What is needed: Check each line of the records below and collect those holding "from".

Data excerpts:

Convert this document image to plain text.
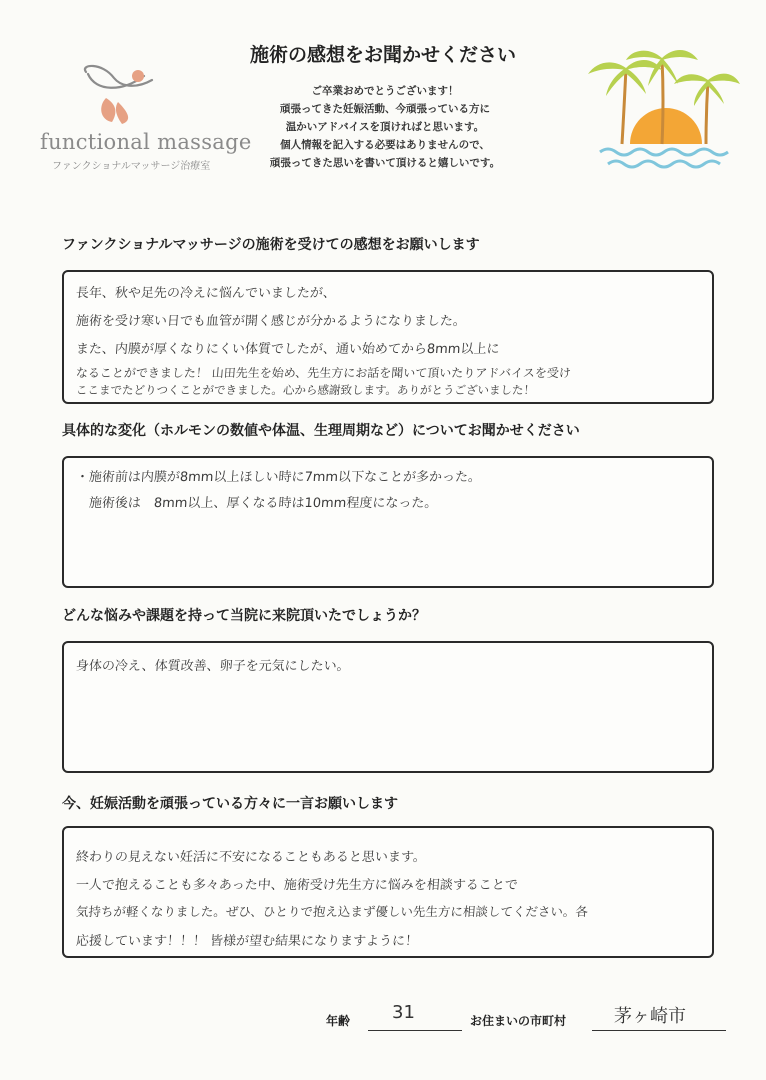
functional massage
ファンクショナルマッサージ治療室
施術の感想をお聞かせください
ご卒業おめでとうございます！
頑張ってきた妊娠活動、今頑張っている方に
温かいアドバイスを頂ければと思います。
個人情報を記入する必要はありませんので、
頑張ってきた思いを書いて頂けると嬉しいです。
ファンクショナルマッサージの施術を受けての感想をお願いします
長年、秋や足先の冷えに悩んでいましたが、
施術を受け寒い日でも血管が開く感じが分かるようになりました。
また、内膜が厚くなりにくい体質でしたが、通い始めてから8mm以上に
なることができました！ 山田先生を始め、先生方にお話を聞いて頂いたりアドバイスを受け
ここまでたどりつくことができました。心から感謝致します。ありがとうございました！
具体的な変化（ホルモンの数値や体温、生理周期など）についてお聞かせください
・施術前は内膜が8mm以上ほしい時に7mm以下なことが多かった。
　施術後は　8mm以上、厚くなる時は10mm程度になった。
どんな悩みや課題を持って当院に来院頂いたでしょうか？
身体の冷え、体質改善、卵子を元気にしたい。
今、妊娠活動を頑張っている方々に一言お願いします
終わりの見えない妊活に不安になることもあると思います。
一人で抱えることも多々あった中、施術受け先生方に悩みを相談することで
気持ちが軽くなりました。ぜひ、ひとりで抱え込まず優しい先生方に相談してください。各
応援しています！！！ 皆様が望む結果になりますように！
年齢 31	お住まいの市町村	茅ヶ崎市
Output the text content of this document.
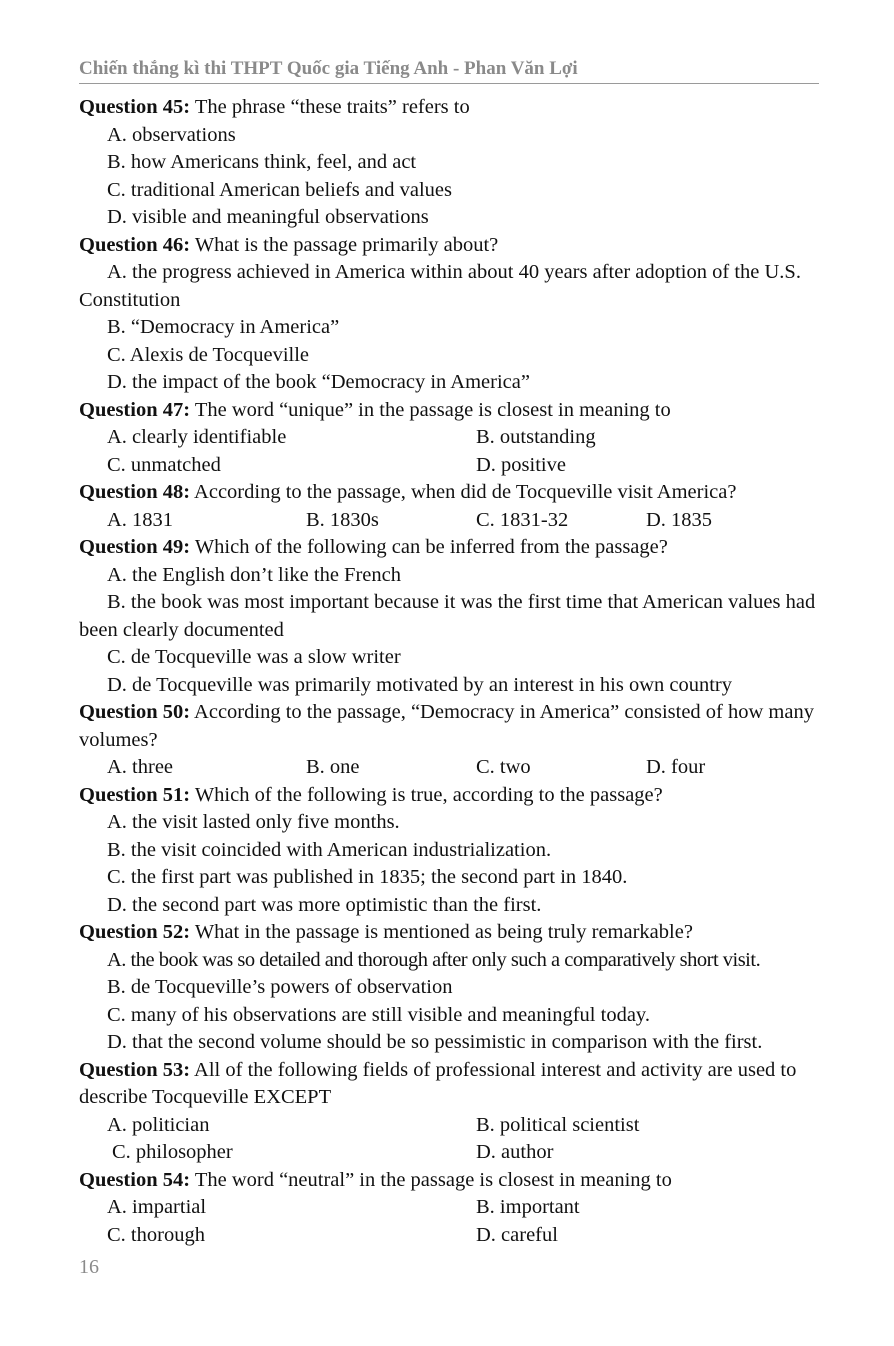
Chiến thắng kì thi THPT Quốc gia Tiếng Anh - Phan Văn Lợi
Question 45: The phrase “these traits” refers to
A. observations
B. how Americans think, feel, and act
C. traditional American beliefs and values
D. visible and meaningful observations
Question 46: What is the passage primarily about?
A. the progress achieved in America within about 40 years after adoption of the U.S. Constitution
B. “Democracy in America”
C. Alexis de Tocqueville
D. the impact of the book “Democracy in America”
Question 47: The word “unique” in the passage is closest in meaning to
A. clearly identifiable	B. outstanding
C. unmatched	D. positive
Question 48: According to the passage, when did de Tocqueville visit America?
A. 1831	B. 1830s	C. 1831-32	D. 1835
Question 49: Which of the following can be inferred from the passage?
A. the English don’t like the French
B. the book was most important because it was the first time that American values had been clearly documented
C. de Tocqueville was a slow writer
D. de Tocqueville was primarily motivated by an interest in his own country
Question 50: According to the passage, “Democracy in America” consisted of how many volumes?
A. three	B. one	C. two	D. four
Question 51: Which of the following is true, according to the passage?
A. the visit lasted only five months.
B. the visit coincided with American industrialization.
C. the first part was published in 1835; the second part in 1840.
D. the second part was more optimistic than the first.
Question 52: What in the passage is mentioned as being truly remarkable?
A. the book was so detailed and thorough after only such a comparatively short visit.
B. de Tocqueville’s powers of observation
C. many of his observations are still visible and meaningful today.
D. that the second volume should be so pessimistic in comparison with the first.
Question 53: All of the following fields of professional interest and activity are used to describe Tocqueville EXCEPT
A. politician	B. political scientist
C. philosopher	D. author
Question 54: The word “neutral” in the passage is closest in meaning to
A. impartial	B. important
C. thorough	D. careful
16
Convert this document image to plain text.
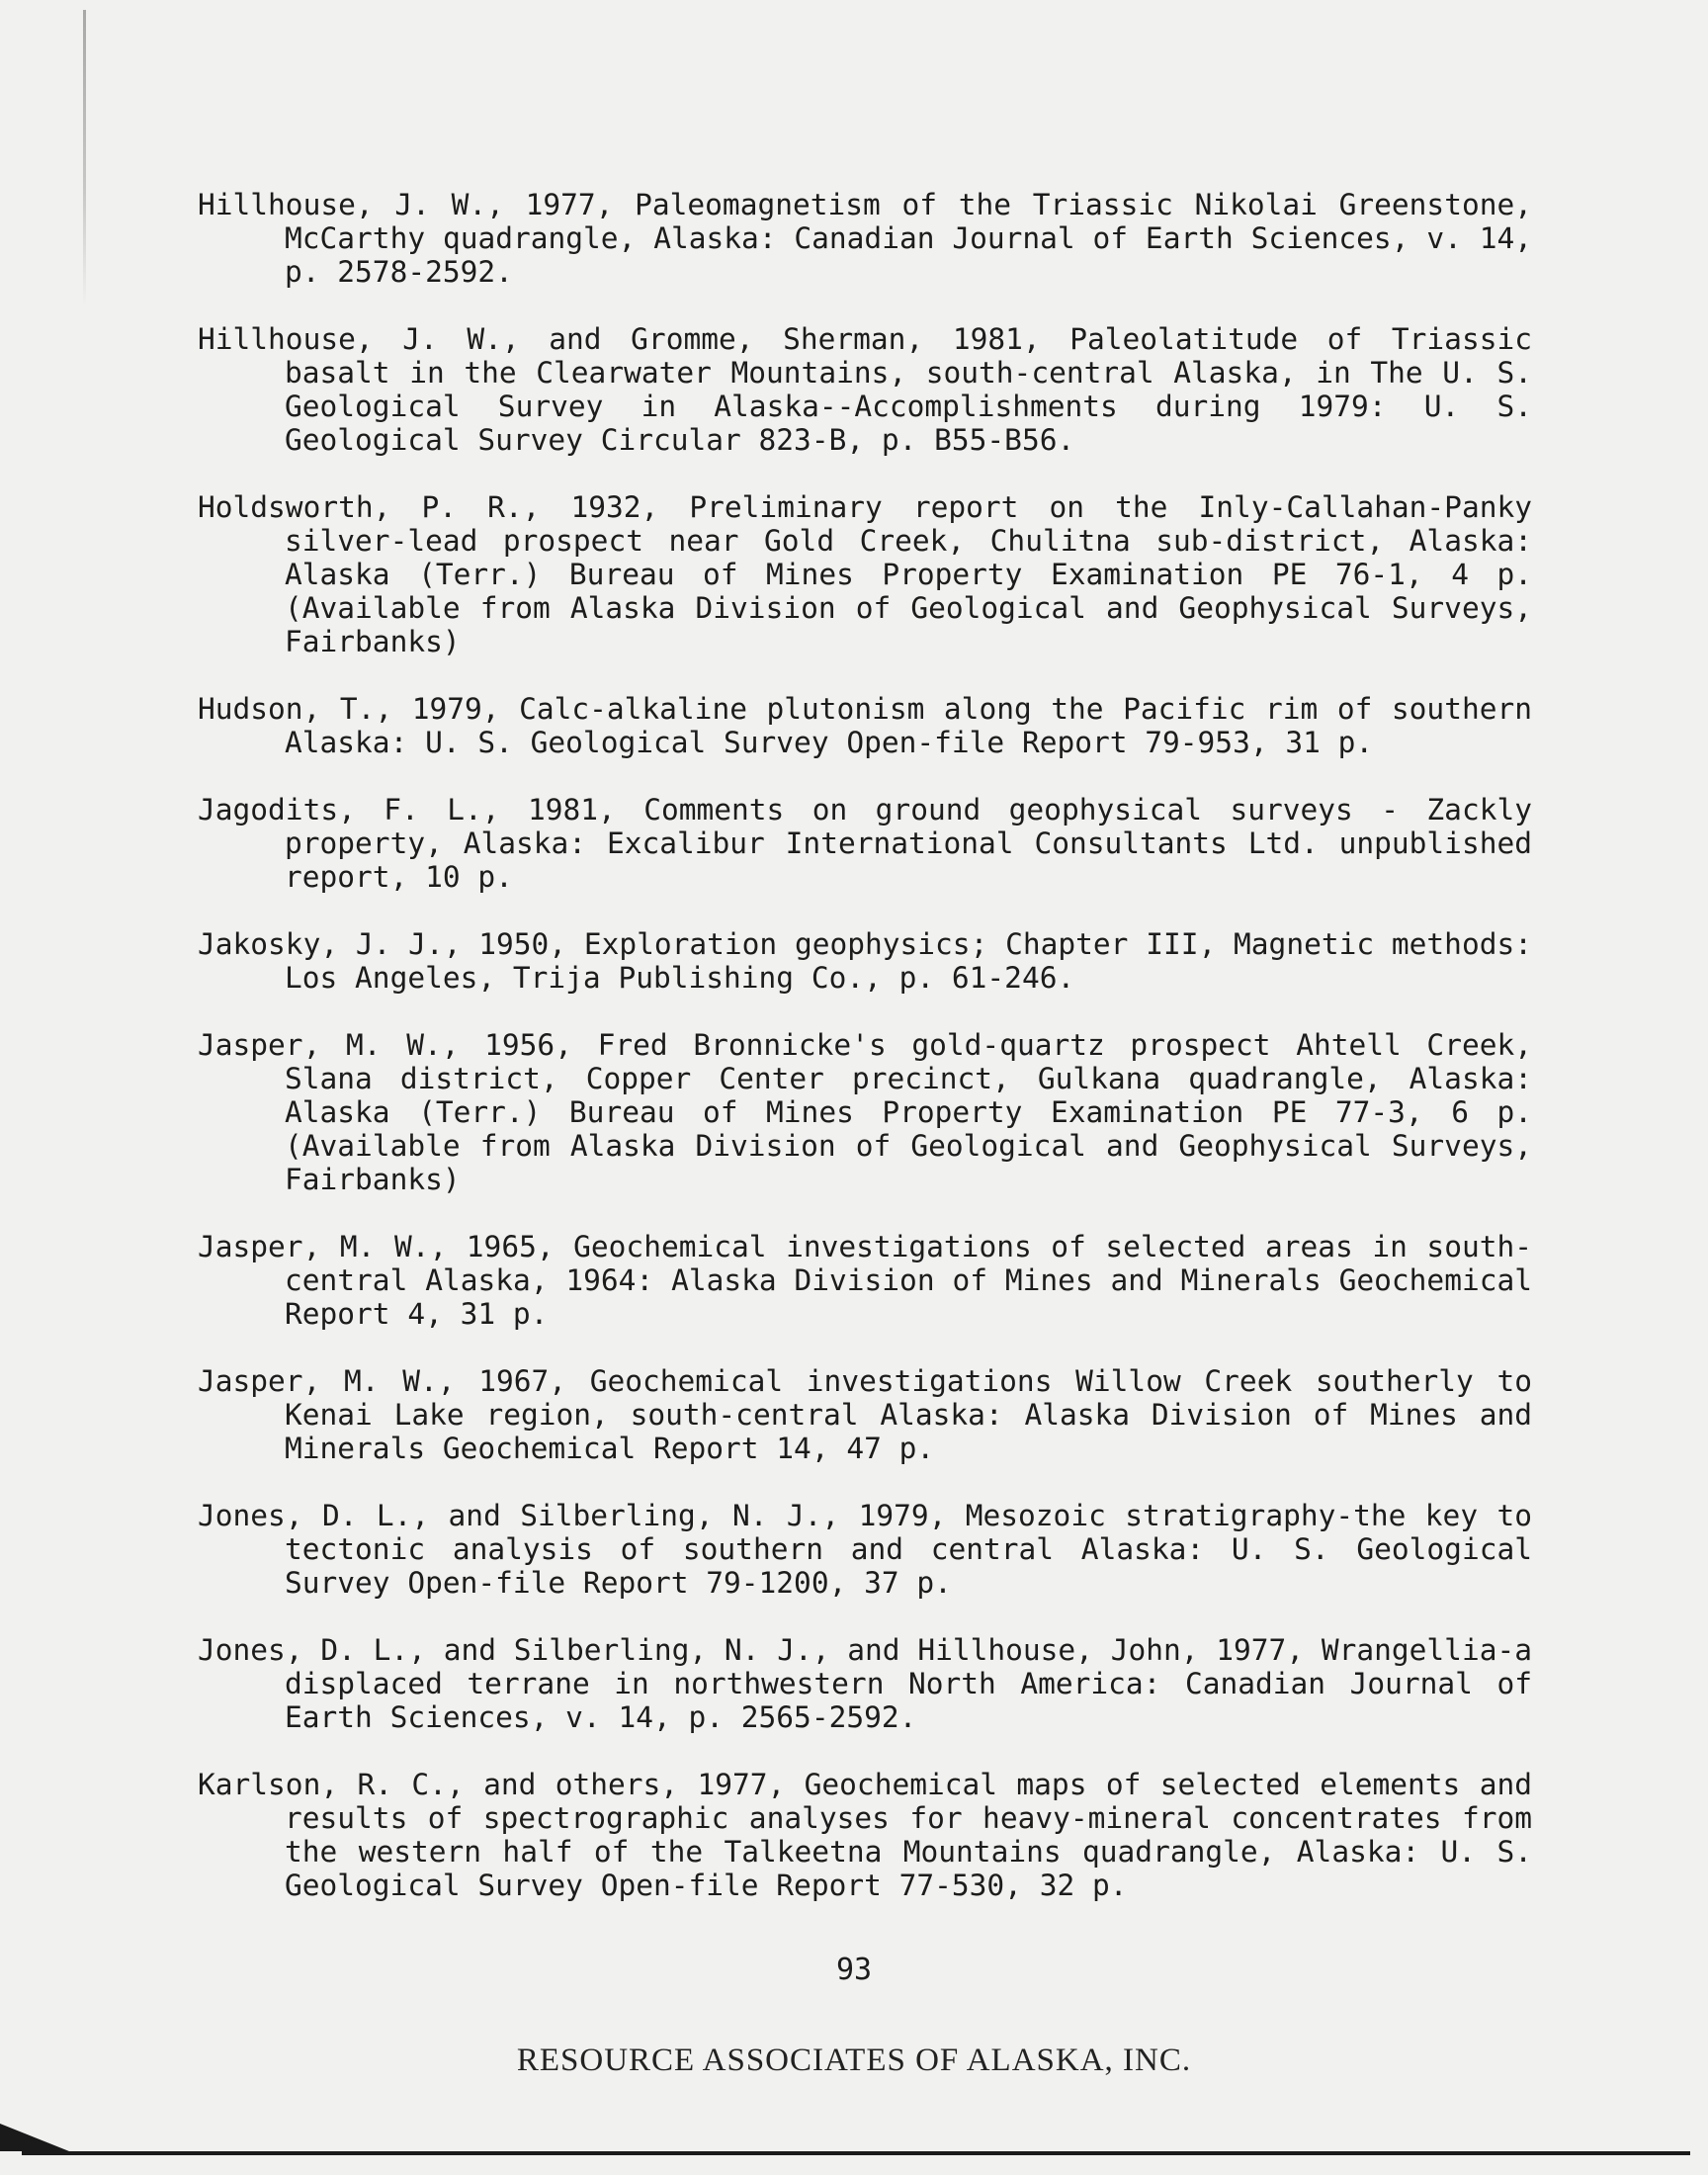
Hillhouse, J. W., 1977, Paleomagnetism of the Triassic Nikolai Greenstone, McCarthy quadrangle, Alaska: Canadian Journal of Earth Sciences, v. 14, p. 2578-2592.

Hillhouse, J. W., and Gromme, Sherman, 1981, Paleolatitude of Triassic basalt in the Clearwater Mountains, south-central Alaska, in The U. S. Geological Survey in Alaska--Accomplishments during 1979: U. S. Geological Survey Circular 823-B, p. B55-B56.

Holdsworth, P. R., 1932, Preliminary report on the Inly-Callahan-Panky silver-lead prospect near Gold Creek, Chulitna sub-district, Alaska: Alaska (Terr.) Bureau of Mines Property Examination PE 76-1, 4 p. (Available from Alaska Division of Geological and Geophysical Surveys, Fairbanks)

Hudson, T., 1979, Calc-alkaline plutonism along the Pacific rim of southern Alaska: U. S. Geological Survey Open-file Report 79-953, 31 p.

Jagodits, F. L., 1981, Comments on ground geophysical surveys - Zackly property, Alaska: Excalibur International Consultants Ltd. unpublished report, 10 p.

Jakosky, J. J., 1950, Exploration geophysics; Chapter III, Magnetic methods: Los Angeles, Trija Publishing Co., p. 61-246.

Jasper, M. W., 1956, Fred Bronnicke's gold-quartz prospect Ahtell Creek, Slana district, Copper Center precinct, Gulkana quadrangle, Alaska: Alaska (Terr.) Bureau of Mines Property Examination PE 77-3, 6 p. (Available from Alaska Division of Geological and Geophysical Surveys, Fairbanks)

Jasper, M. W., 1965, Geochemical investigations of selected areas in south-central Alaska, 1964: Alaska Division of Mines and Minerals Geochemical Report 4, 31 p.

Jasper, M. W., 1967, Geochemical investigations Willow Creek southerly to Kenai Lake region, south-central Alaska: Alaska Division of Mines and Minerals Geochemical Report 14, 47 p.

Jones, D. L., and Silberling, N. J., 1979, Mesozoic stratigraphy-the key to tectonic analysis of southern and central Alaska: U. S. Geological Survey Open-file Report 79-1200, 37 p.

Jones, D. L., and Silberling, N. J., and Hillhouse, John, 1977, Wrangellia-a displaced terrane in northwestern North America: Canadian Journal of Earth Sciences, v. 14, p. 2565-2592.

Karlson, R. C., and others, 1977, Geochemical maps of selected elements and results of spectrographic analyses for heavy-mineral concentrates from the western half of the Talkeetna Mountains quadrangle, Alaska: U. S. Geological Survey Open-file Report 77-530, 32 p.

93
RESOURCE ASSOCIATES OF ALASKA, INC.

Final result:
Question 49: Which of the following can be inferred from the passage?
Holdsworth, P. R., 1932, Preliminary report on the Inly-Callahan-Panky silver-lead prospect near Gold Creek, Chulitna sub-district, Alaska: Alaska (Terr.) Bureau of Mines Property Examination PE 76-1, 4 p. (Available from Alaska Division of Geological and Geophysical Surveys, Fairbanks)
Jasper, M. W., 1956, Fred Bronnicke's gold-quartz prospect Ahtell Creek, Slana district, Copper Center precinct, Gulkana quadrangle, Alaska: Alaska (Terr.) Bureau of Mines Property Examination PE 77-3, 6 p. (Available from Alaska Division of Geological and Geophysical Surveys, Fairbanks)
Karlson, R. C., and others, 1977, Geochemical maps of selected elements and results of spectrographic analyses for heavy-mineral concentrates from the western half of the Talkeetna Mountains quadrangle, Alaska: U. S. Geological Survey Open-file Report 77-530, 32 p.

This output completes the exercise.